[Stored data entries]
◆ ◆ ◆ ◆
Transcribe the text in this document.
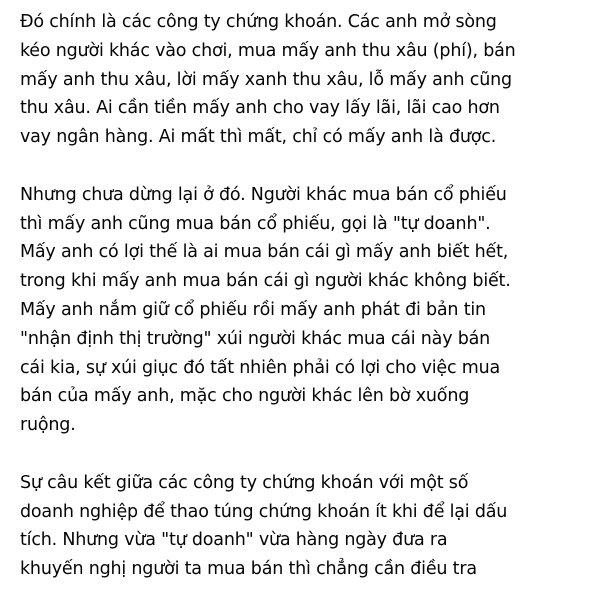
Đó chính là các công ty chứng khoán. Các anh mở sòng
kéo người khác vào chơi, mua mấy anh thu xâu (phí), bán
mấy anh thu xâu, lời mấy xanh thu xâu, lỗ mấy anh cũng
thu xâu. Ai cần tiền mấy anh cho vay lấy lãi, lãi cao hơn
vay ngân hàng. Ai mất thì mất, chỉ có mấy anh là được.
Nhưng chưa dừng lại ở đó. Người khác mua bán cổ phiếu
thì mấy anh cũng mua bán cổ phiếu, gọi là "tự doanh".
Mấy anh có lợi thế là ai mua bán cái gì mấy anh biết hết,
trong khi mấy anh mua bán cái gì người khác không biết.
Mấy anh nắm giữ cổ phiếu rồi mấy anh phát đi bản tin
"nhận định thị trường" xúi người khác mua cái này bán
cái kia, sự xúi giục đó tất nhiên phải có lợi cho việc mua
bán của mấy anh, mặc cho người khác lên bờ xuống
ruộng.
Sự câu kết giữa các công ty chứng khoán với một số
doanh nghiệp để thao túng chứng khoán ít khi để lại dấu
tích. Nhưng vừa "tự doanh" vừa hàng ngày đưa ra
khuyến nghị người ta mua bán thì chẳng cần điều tra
◆ ◆ ◆ ◆
PROBLEM DESCRIPTION: Identify each line in the entries with the word "công" and copy it.

RESULT OF THE EXERCISE:
Đó chính là các công ty chứng khoán. Các anh mở sòng
Sự câu kết giữa các công ty chứng khoán với một số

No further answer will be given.